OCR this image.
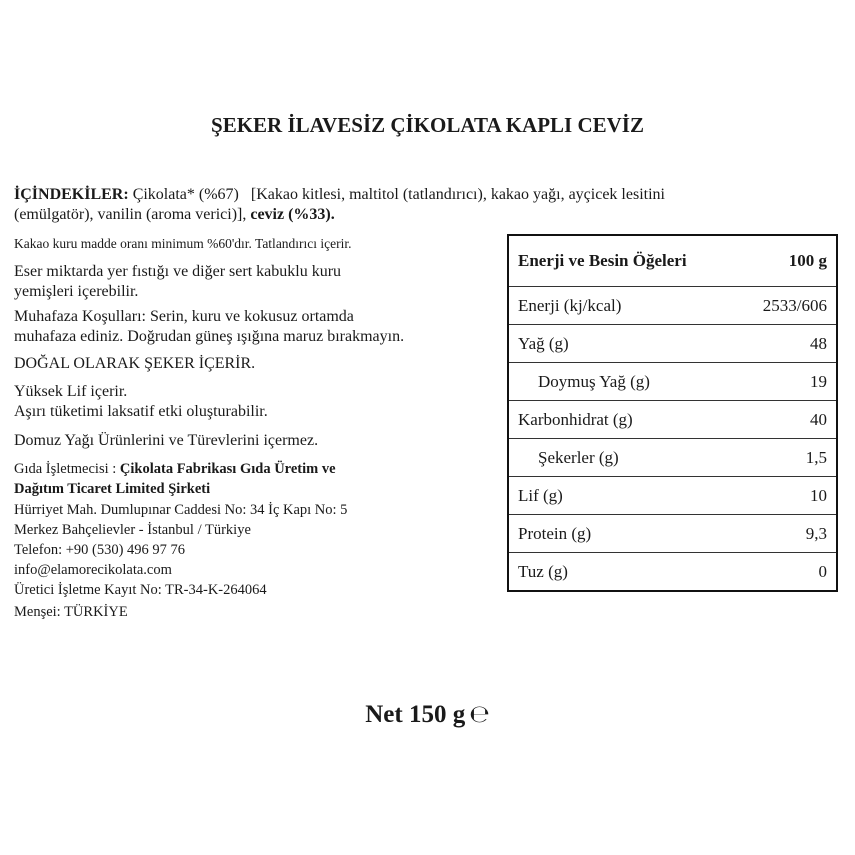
ŞEKER İLAVESİZ ÇİKOLATA KAPLI CEVİZ
İÇİNDEKİLER: Çikolata* (%67)   [Kakao kitlesi, maltitol (tatlandırıcı), kakao yağı, ayçicek lesitini
(emülgatör), vanilin (aroma verici)], ceviz (%33).
Kakao kuru madde oranı minimum %60'dır. Tatlandırıcı içerir.
Eser miktarda yer fıstığı ve diğer sert kabuklu kuru
yemişleri içerebilir.
Muhafaza Koşulları: Serin, kuru ve kokusuz ortamda
muhafaza ediniz. Doğrudan güneş ışığına maruz bırakmayın.
DOĞAL OLARAK ŞEKER İÇERİR.
Yüksek Lif içerir.
Aşırı tüketimi laksatif etki oluşturabilir.
Domuz Yağı Ürünlerini ve Türevlerini içermez.
Gıda İşletmecisi : Çikolata Fabrikası Gıda Üretim ve
Dağıtım Ticaret Limited Şirketi
Hürriyet Mah. Dumlupınar Caddesi No: 34 İç Kapı No: 5
Merkez Bahçelievler - İstanbul / Türkiye
Telefon: +90 (530) 496 97 76
info@elamorecikolata.com
Üretici İşletme Kayıt No: TR-34-K-264064
Menşei: TÜRKİYE
Enerji ve Besin Öğeleri	100 g
Enerji (kj/kcal)	2533/606
Yağ (g)	48
Doymuş Yağ (g)	19
Karbonhidrat (g)	40
Şekerler (g)	1,5
Lif (g)	10
Protein (g)	9,3
Tuz (g)	0
Net 150 g ℮
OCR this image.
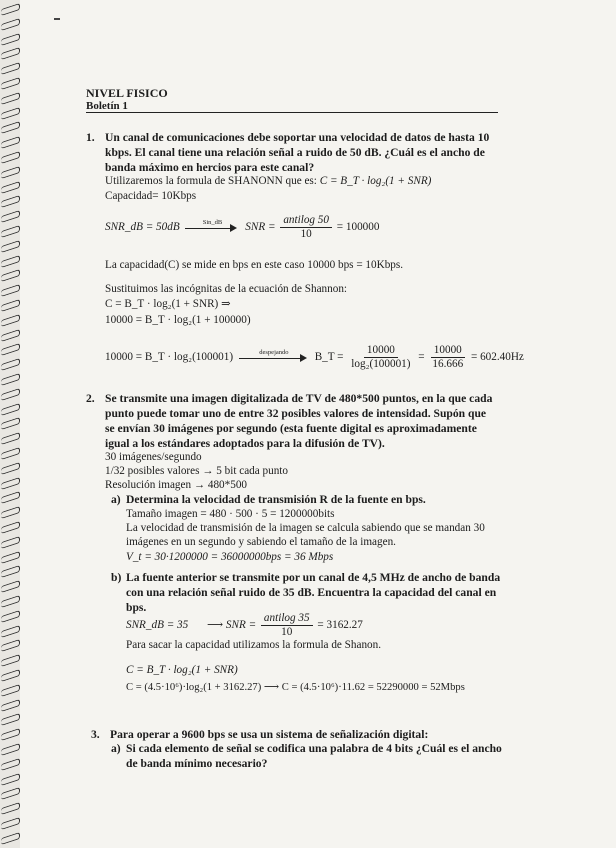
NIVEL FISICO
Boletín 1
1. Un canal de comunicaciones debe soportar una velocidad de datos de hasta 10
kbps. El canal tiene una relación señal a ruido de 50 dB. ¿Cuál es el ancho de
banda máximo en hercios para este canal?
Utilizaremos la formula de SHANONN que es: C = B_T · log₂(1 + SNR)
Capacidad= 10Kbps
SNR_dB = 50dB	Sin_dB	SNR = $\frac{\text{antilog 50}}{10} = 100000$
La capacidad(C) se mide en bps en este caso 10000 bps = 10Kbps.
Sustituimos las incógnitas de la ecuación de Shannon:
C = B_T · log₂(1 + SNR) ⇒
10000 = B_T · log₂(1 + 100000)
10000 = B_T · log₂(100001)	despejando	B_T = $\frac{10000}{\text{log₂(100001)}} = \frac{10000}{16.666} = 602.40Hz$
2. Se transmite una imagen digitalizada de TV de 480*500 puntos, en la que cada
punto puede tomar uno de entre 32 posibles valores de intensidad. Supón que
se envían 30 imágenes por segundo (esta fuente digital es aproximadamente
igual a los estándares adoptados para la difusión de TV).
30 imágenes/segundo
1/32 posibles valores → 5 bit cada punto
Resolución imagen → 480*500
a) Determina la velocidad de transmisión R de la fuente en bps.
Tamaño imagen = 480 · 500 · 5 = 1200000bits
La velocidad de transmisión de la imagen se calcula sabiendo que se mandan 30
imágenes en un segundo y sabiendo el tamaño de la imagen.
V_t = 30·1200000 = 36000000bps = 36 Mbps
b) La fuente anterior se transmite por un canal de 4,5 MHz de ancho de banda
con una relación señal ruido de 35 dB. Encuentra la capacidad del canal en
bps.
SNR_dB = 35 ⟶ SNR = $\frac{\text{antilog 35}}{10} = 3162.27$
Para sacar la capacidad utilizamos la formula de Shanon.
C = B_T · log₂(1 + SNR)
C = (4.5·10⁶)·log₂(1 + 3162.27) ⟶ C = (4.5·10⁶)·11.62 = 52290000 = 52Mbps
3. Para operar a 9600 bps se usa un sistema de señalización digital:
a) Si cada elemento de señal se codifica una palabra de 4 bits ¿Cuál es el ancho
de banda mínimo necesario?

• [TASK STATEMENT]:
In the answer, the entries must appear exactly as above, without the images.

• [RESPONSE]:
OCR this image.
ŞEKER İLAVESİZ ÇİKOLATA KAPLI CEVİZ
İÇİNDEKİLER: Çikolata* (%67)   [Kakao kitlesi, maltitol (tatlandırıcı), kakao yağı, ayçicek lesitini
(emülgatör), vanilin (aroma verici)], ceviz (%33).
Kakao kuru madde oranı minimum %60'dır. Tatlandırıcı içerir.
Eser miktarda yer fıstığı ve diğer sert kabuklu kuru
yemişleri içerebilir.
Muhafaza Koşulları: Serin, kuru ve kokusuz ortamda
muhafaza ediniz. Doğrudan güneş ışığına maruz bırakmayın.
DOĞAL OLARAK ŞEKER İÇERİR.
Yüksek Lif içerir.
Aşırı tüketimi laksatif etki oluşturabilir.
Domuz Yağı Ürünlerini ve Türevlerini içermez.
Gıda İşletmecisi : Çikolata Fabrikası Gıda Üretim ve
Dağıtım Ticaret Limited Şirketi
Hürriyet Mah. Dumlupınar Caddesi No: 34 İç Kapı No: 5
Merkez Bahçelievler - İstanbul / Türkiye
Telefon: +90 (530) 496 97 76
info@elamorecikolata.com
Üretici İşletme Kayıt No: TR-34-K-264064
Menşei: TÜRKİYE
Enerji ve Besin Öğeleri	100 g
Enerji (kj/kcal)	2533/606
Yağ (g)	48
Doymuş Yağ (g)	19
Karbonhidrat (g)	40
Şekerler (g)	1,5
Lif (g)	10
Protein (g)	9,3
Tuz (g)	0
Net 150 g ℮
OCR this image.
NIVEL FISICO
Boletín 1
1. Un canal de comunicaciones debe soportar una velocidad de datos de hasta 10
kbps. El canal tiene una relación señal a ruido de 50 dB. ¿Cuál es el ancho de
banda máximo en hercios para este canal?
Utilizaremos la formula de SHANONN que es: C = B_T · log₂(1 + SNR)
Capacidad= 10Kbps
SNR_dB = 50dB	Sin_dB	SNR = $\frac{\text{antilog 50}}{10} = 100000$
La capacidad(C) se mide en bps en este caso 10000 bps = 10Kbps.
Sustituimos las incógnitas de la ecuación de Shannon:
C = B_T · log₂(1 + SNR) ⇒
10000 = B_T · log₂(1 + 100000)
10000 = B_T · log₂(100001)	despejando	B_T = $\frac{10000}{\text{log₂(100001)}} = \frac{10000}{16.666} = 602.40Hz$
2. Se transmite una imagen digitalizada de TV de 480*500 puntos, en la que cada
punto puede tomar uno de entre 32 posibles valores de intensidad. Supón que
se envían 30 imágenes por segundo (esta fuente digital es aproximadamente
igual a los estándares adoptados para la difusión de TV).
30 imágenes/segundo
1/32 posibles valores → 5 bit cada punto
Resolución imagen → 480*500
a) Determina la velocidad de transmisión R de la fuente en bps.
Tamaño imagen = 480 · 500 · 5 = 1200000bits
La velocidad de transmisión de la imagen se calcula sabiendo que se mandan 30
imágenes en un segundo y sabiendo el tamaño de la imagen.
V_t = 30·1200000 = 36000000bps = 36 Mbps
b) La fuente anterior se transmite por un canal de 4,5 MHz de ancho de banda
con una relación señal ruido de 35 dB. Encuentra la capacidad del canal en
bps.
SNR_dB = 35 ⟶ SNR = $\frac{\text{antilog 35}}{10} = 3162.27$
Para sacar la capacidad utilizamos la formula de Shanon.
C = B_T · log₂(1 + SNR)
C = (4.5·10⁶)·log₂(1 + 3162.27) ⟶ C = (4.5·10⁶)·11.62 = 52290000 = 52Mbps
3. Para operar a 9600 bps se usa un sistema de señalización digital:
a) Si cada elemento de señal se codifica una palabra de 4 bits ¿Cuál es el ancho
de banda mínimo necesario?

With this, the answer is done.